◆ **Provided data**

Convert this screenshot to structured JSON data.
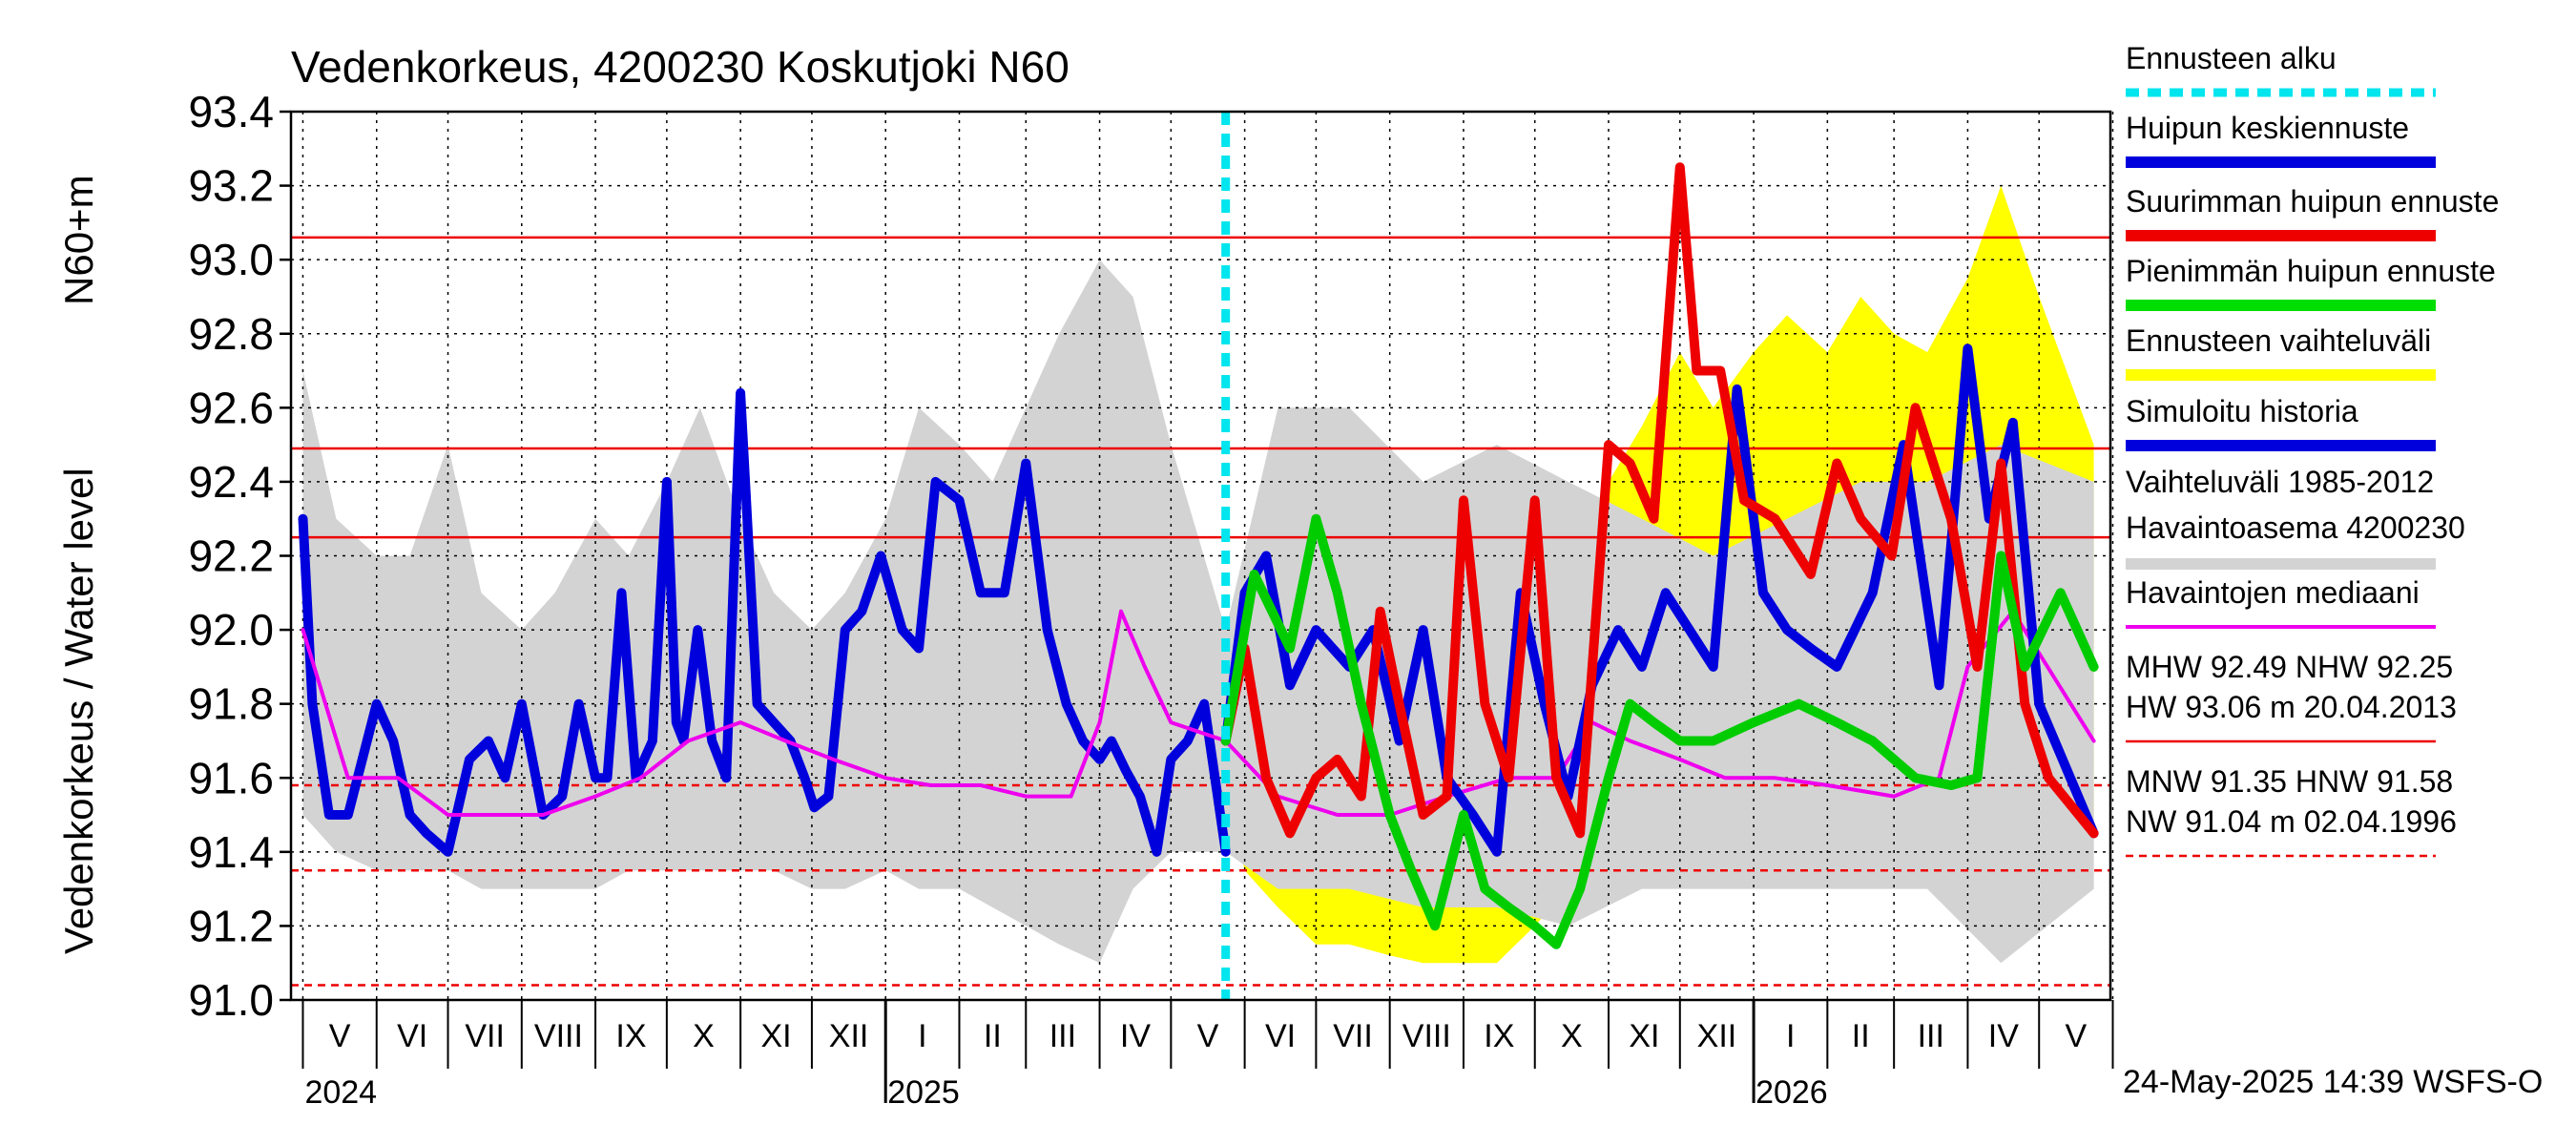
{
  "chart_data": {
    "type": "line",
    "title": "Vedenkorkeus, 4200230 Koskutjoki N60",
    "ylabel_left": "Vedenkorkeus / Water level",
    "ylabel_right": "N60+m",
    "ylim": [
      91.0,
      93.4
    ],
    "yticks": [
      "93.4",
      "93.2",
      "93.0",
      "92.8",
      "92.6",
      "92.4",
      "92.2",
      "92.0",
      "91.8",
      "91.6",
      "91.4",
      "91.2",
      "91.0"
    ],
    "month_labels": [
      "V",
      "VI",
      "VII",
      "VIII",
      "IX",
      "X",
      "XI",
      "XII",
      "I",
      "II",
      "III",
      "IV",
      "V",
      "VI",
      "VII",
      "VIII",
      "IX",
      "X",
      "XI",
      "XII",
      "I",
      "II",
      "III",
      "IV",
      "V"
    ],
    "year_labels": [
      "2024",
      "2025",
      "2026"
    ],
    "forecast_start_date": "2025-05-24",
    "reference_lines": [
      {
        "name": "HW",
        "value": 93.06,
        "style": "solid"
      },
      {
        "name": "MHW",
        "value": 92.49,
        "style": "solid"
      },
      {
        "name": "NHW",
        "value": 92.25,
        "style": "solid"
      },
      {
        "name": "HNW",
        "value": 91.58,
        "style": "dashed"
      },
      {
        "name": "MNW",
        "value": 91.35,
        "style": "dashed"
      },
      {
        "name": "NW",
        "value": 91.04,
        "style": "dashed"
      }
    ],
    "series": [
      {
        "name": "Simuloitu historia",
        "color": "#0000dd",
        "x": [
          "2024-05-01",
          "2024-05-05",
          "2024-05-12",
          "2024-05-20",
          "2024-06-01",
          "2024-06-08",
          "2024-06-15",
          "2024-06-22",
          "2024-07-01",
          "2024-07-10",
          "2024-07-18",
          "2024-07-25",
          "2024-08-01",
          "2024-08-10",
          "2024-08-18",
          "2024-08-25",
          "2024-09-01",
          "2024-09-06",
          "2024-09-12",
          "2024-09-18",
          "2024-09-25",
          "2024-10-01",
          "2024-10-05",
          "2024-10-08",
          "2024-10-14",
          "2024-10-20",
          "2024-10-26",
          "2024-11-01",
          "2024-11-08",
          "2024-11-15",
          "2024-11-22",
          "2024-11-28",
          "2024-12-02",
          "2024-12-08",
          "2024-12-15",
          "2024-12-22",
          "2024-12-30",
          "2025-01-08",
          "2025-01-15",
          "2025-01-22",
          "2025-02-01",
          "2025-02-10",
          "2025-02-20",
          "2025-03-01",
          "2025-03-10",
          "2025-03-18",
          "2025-03-25",
          "2025-04-01",
          "2025-04-06",
          "2025-04-12",
          "2025-04-18",
          "2025-04-25",
          "2025-05-01",
          "2025-05-08",
          "2025-05-15",
          "2025-05-24"
        ],
        "y": [
          92.3,
          91.8,
          91.5,
          91.5,
          91.8,
          91.7,
          91.5,
          91.45,
          91.4,
          91.65,
          91.7,
          91.6,
          91.8,
          91.5,
          91.55,
          91.8,
          91.6,
          91.6,
          92.1,
          91.6,
          91.7,
          92.4,
          91.75,
          91.7,
          92.0,
          91.7,
          91.6,
          92.64,
          91.8,
          91.75,
          91.7,
          91.6,
          91.52,
          91.55,
          92.0,
          92.05,
          92.2,
          92.0,
          91.95,
          92.4,
          92.35,
          92.1,
          92.1,
          92.45,
          92.0,
          91.8,
          91.7,
          91.65,
          91.7,
          91.62,
          91.55,
          91.4,
          91.65,
          91.7,
          91.8,
          91.4
        ]
      },
      {
        "name": "Havaintojen mediaani",
        "color": "#ee00ee",
        "x": [
          "2024-05-01",
          "2024-05-20",
          "2024-06-10",
          "2024-07-01",
          "2024-07-20",
          "2024-08-10",
          "2024-09-01",
          "2024-09-20",
          "2024-10-10",
          "2024-11-01",
          "2024-11-20",
          "2024-12-10",
          "2025-01-01",
          "2025-01-20",
          "2025-02-10",
          "2025-03-01",
          "2025-03-20",
          "2025-04-01",
          "2025-04-10",
          "2025-04-20",
          "2025-05-01",
          "2025-05-24",
          "2025-06-15",
          "2025-07-10",
          "2025-08-01",
          "2025-08-25",
          "2025-09-20",
          "2025-10-10",
          "2025-10-25",
          "2025-11-10",
          "2025-12-01",
          "2025-12-20",
          "2026-01-10",
          "2026-02-01",
          "2026-03-01",
          "2026-03-20",
          "2026-04-01",
          "2026-04-20",
          "2026-05-24"
        ],
        "y": [
          92.0,
          91.6,
          91.6,
          91.5,
          91.5,
          91.5,
          91.55,
          91.6,
          91.7,
          91.75,
          91.7,
          91.65,
          91.6,
          91.58,
          91.58,
          91.55,
          91.55,
          91.75,
          92.05,
          91.9,
          91.75,
          91.7,
          91.55,
          91.5,
          91.5,
          91.55,
          91.6,
          91.6,
          91.75,
          91.7,
          91.65,
          91.6,
          91.6,
          91.58,
          91.55,
          91.6,
          91.9,
          92.05,
          91.7
        ]
      },
      {
        "name": "Huipun keskiennuste",
        "color": "#0000dd",
        "x": [
          "2025-05-24",
          "2025-06-01",
          "2025-06-10",
          "2025-06-20",
          "2025-07-01",
          "2025-07-15",
          "2025-07-25",
          "2025-08-05",
          "2025-08-15",
          "2025-08-25",
          "2025-09-05",
          "2025-09-15",
          "2025-09-25",
          "2025-10-05",
          "2025-10-15",
          "2025-10-25",
          "2025-11-05",
          "2025-11-15",
          "2025-11-25",
          "2025-12-05",
          "2025-12-15",
          "2025-12-25",
          "2026-01-05",
          "2026-01-15",
          "2026-01-25",
          "2026-02-05",
          "2026-02-20",
          "2026-03-05",
          "2026-03-20",
          "2026-04-01",
          "2026-04-10",
          "2026-04-20",
          "2026-05-01",
          "2026-05-24"
        ],
        "y": [
          91.7,
          92.1,
          92.2,
          91.85,
          92.0,
          91.9,
          92.0,
          91.7,
          92.0,
          91.6,
          91.5,
          91.4,
          92.1,
          91.8,
          91.55,
          91.85,
          92.0,
          91.9,
          92.1,
          92.0,
          91.9,
          92.65,
          92.1,
          92.0,
          91.95,
          91.9,
          92.1,
          92.5,
          91.85,
          92.76,
          92.3,
          92.56,
          91.8,
          91.45
        ]
      },
      {
        "name": "Suurimman huipun ennuste",
        "color": "#ee0000",
        "x": [
          "2025-05-24",
          "2025-06-01",
          "2025-06-10",
          "2025-06-20",
          "2025-07-01",
          "2025-07-10",
          "2025-07-20",
          "2025-07-28",
          "2025-08-05",
          "2025-08-15",
          "2025-08-25",
          "2025-09-01",
          "2025-09-10",
          "2025-09-20",
          "2025-10-01",
          "2025-10-10",
          "2025-10-20",
          "2025-11-01",
          "2025-11-10",
          "2025-11-20",
          "2025-12-01",
          "2025-12-08",
          "2025-12-18",
          "2025-12-28",
          "2026-01-10",
          "2026-01-25",
          "2026-02-05",
          "2026-02-15",
          "2026-02-28",
          "2026-03-10",
          "2026-03-25",
          "2026-04-05",
          "2026-04-15",
          "2026-04-25",
          "2026-05-05",
          "2026-05-24"
        ],
        "y": [
          91.7,
          91.95,
          91.6,
          91.45,
          91.6,
          91.65,
          91.55,
          92.05,
          91.8,
          91.5,
          91.55,
          92.35,
          91.8,
          91.6,
          92.35,
          91.6,
          91.45,
          92.5,
          92.45,
          92.3,
          93.25,
          92.7,
          92.7,
          92.35,
          92.3,
          92.15,
          92.45,
          92.3,
          92.2,
          92.6,
          92.3,
          91.9,
          92.45,
          91.8,
          91.6,
          91.45
        ]
      },
      {
        "name": "Pienimmän huipun ennuste",
        "color": "#00cc00",
        "x": [
          "2025-05-24",
          "2025-06-05",
          "2025-06-20",
          "2025-07-01",
          "2025-07-10",
          "2025-07-20",
          "2025-08-01",
          "2025-08-10",
          "2025-08-20",
          "2025-09-01",
          "2025-09-10",
          "2025-09-20",
          "2025-10-01",
          "2025-10-10",
          "2025-10-20",
          "2025-11-01",
          "2025-11-10",
          "2025-11-20",
          "2025-12-01",
          "2025-12-15",
          "2026-01-01",
          "2026-01-20",
          "2026-02-05",
          "2026-02-20",
          "2026-03-10",
          "2026-03-25",
          "2026-04-05",
          "2026-04-15",
          "2026-04-25",
          "2026-05-10",
          "2026-05-24"
        ],
        "y": [
          91.7,
          92.15,
          91.95,
          92.3,
          92.1,
          91.8,
          91.5,
          91.35,
          91.2,
          91.5,
          91.3,
          91.25,
          91.2,
          91.15,
          91.3,
          91.6,
          91.8,
          91.75,
          91.7,
          91.7,
          91.75,
          91.8,
          91.75,
          91.7,
          91.6,
          91.58,
          91.6,
          92.2,
          91.9,
          92.1,
          91.9
        ]
      }
    ],
    "bands": [
      {
        "name": "Ennusteen vaihteluväli",
        "color": "#ffff00",
        "x": [
          "2025-05-24",
          "2025-06-01",
          "2025-06-15",
          "2025-07-01",
          "2025-07-15",
          "2025-08-01",
          "2025-08-15",
          "2025-09-01",
          "2025-09-15",
          "2025-10-01",
          "2025-10-15",
          "2025-11-01",
          "2025-11-15",
          "2025-12-01",
          "2025-12-15",
          "2026-01-01",
          "2026-01-15",
          "2026-02-01",
          "2026-02-15",
          "2026-03-01",
          "2026-03-15",
          "2026-04-01",
          "2026-04-15",
          "2026-05-01",
          "2026-05-24"
        ],
        "upper": [
          91.7,
          92.2,
          92.3,
          92.4,
          92.2,
          92.3,
          92.2,
          92.3,
          92.4,
          92.4,
          92.1,
          92.4,
          92.55,
          92.75,
          92.6,
          92.75,
          92.85,
          92.75,
          92.9,
          92.8,
          92.75,
          92.95,
          93.2,
          92.9,
          92.5
        ],
        "lower": [
          91.6,
          91.35,
          91.25,
          91.15,
          91.15,
          91.12,
          91.1,
          91.1,
          91.1,
          91.2,
          91.3,
          91.35,
          91.4,
          91.45,
          91.5,
          91.5,
          91.5,
          91.45,
          91.5,
          91.5,
          91.55,
          91.55,
          91.6,
          91.5,
          91.45
        ]
      },
      {
        "name": "Vaihteluväli 1985-2012 Havaintoasema 4200230",
        "color": "#d3d3d3",
        "x": [
          "2024-05-01",
          "2024-05-15",
          "2024-06-01",
          "2024-06-15",
          "2024-07-01",
          "2024-07-15",
          "2024-08-01",
          "2024-08-15",
          "2024-09-01",
          "2024-09-15",
          "2024-10-01",
          "2024-10-15",
          "2024-11-01",
          "2024-11-15",
          "2024-12-01",
          "2024-12-15",
          "2025-01-01",
          "2025-01-15",
          "2025-02-01",
          "2025-02-15",
          "2025-03-01",
          "2025-03-15",
          "2025-04-01",
          "2025-04-15",
          "2025-05-01",
          "2025-05-24",
          "2025-06-15",
          "2025-07-15",
          "2025-08-15",
          "2025-09-15",
          "2025-10-15",
          "2025-11-15",
          "2025-12-15",
          "2026-01-15",
          "2026-02-15",
          "2026-03-15",
          "2026-04-15",
          "2026-05-24"
        ],
        "upper": [
          92.7,
          92.3,
          92.2,
          92.2,
          92.5,
          92.1,
          92.0,
          92.1,
          92.3,
          92.2,
          92.4,
          92.6,
          92.3,
          92.1,
          92.0,
          92.1,
          92.3,
          92.6,
          92.5,
          92.4,
          92.6,
          92.8,
          93.0,
          92.9,
          92.5,
          92.0,
          92.6,
          92.6,
          92.4,
          92.5,
          92.4,
          92.3,
          92.2,
          92.3,
          92.4,
          92.4,
          92.5,
          92.4
        ],
        "lower": [
          91.5,
          91.4,
          91.35,
          91.35,
          91.35,
          91.3,
          91.3,
          91.3,
          91.3,
          91.35,
          91.35,
          91.35,
          91.35,
          91.35,
          91.3,
          91.3,
          91.35,
          91.3,
          91.3,
          91.25,
          91.2,
          91.15,
          91.1,
          91.3,
          91.4,
          91.4,
          91.3,
          91.3,
          91.25,
          91.25,
          91.2,
          91.3,
          91.3,
          91.3,
          91.3,
          91.3,
          91.1,
          91.3
        ]
      }
    ],
    "legend": {
      "placement": "right",
      "items": [
        {
          "label": "Ennusteen alku",
          "color": "#00e5ee",
          "style": "dotted"
        },
        {
          "label": "Huipun keskiennuste",
          "color": "#0000dd",
          "style": "solid"
        },
        {
          "label": "Suurimman huipun ennuste",
          "color": "#ee0000",
          "style": "solid"
        },
        {
          "label": "Pienimmän huipun ennuste",
          "color": "#00dd00",
          "style": "solid"
        },
        {
          "label": "Ennusteen vaihteluväli",
          "color": "#ffff00",
          "style": "solid"
        },
        {
          "label": "Simuloitu historia",
          "color": "#0000dd",
          "style": "solid"
        },
        {
          "label": "Vaihteluväli 1985-2012",
          "label2": " Havaintoasema 4200230",
          "color": "#d3d3d3",
          "style": "solid"
        },
        {
          "label": "Havaintojen mediaani",
          "color": "#ee00ee",
          "style": "thin"
        }
      ]
    },
    "stats": [
      {
        "line": "MHW  92.49 NHW  92.25",
        "color": "#ee0000",
        "style": "solid"
      },
      {
        "line": "HW  93.06 m 20.04.2013",
        "color": "#ee0000",
        "style": "solid"
      },
      {
        "line": "MNW  91.35 HNW  91.58",
        "color": "#ee0000",
        "style": "dashed"
      },
      {
        "line": "NW  91.04 m 02.04.1996",
        "color": "#ee0000",
        "style": "dashed"
      }
    ],
    "footer": "24-May-2025 14:39 WSFS-O"
  }
}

◆ **What the exercise asks**
Tally the lines of the records holding the word "Havaintoasema", then state only the tally.

◆ **Answer to the exercise**
2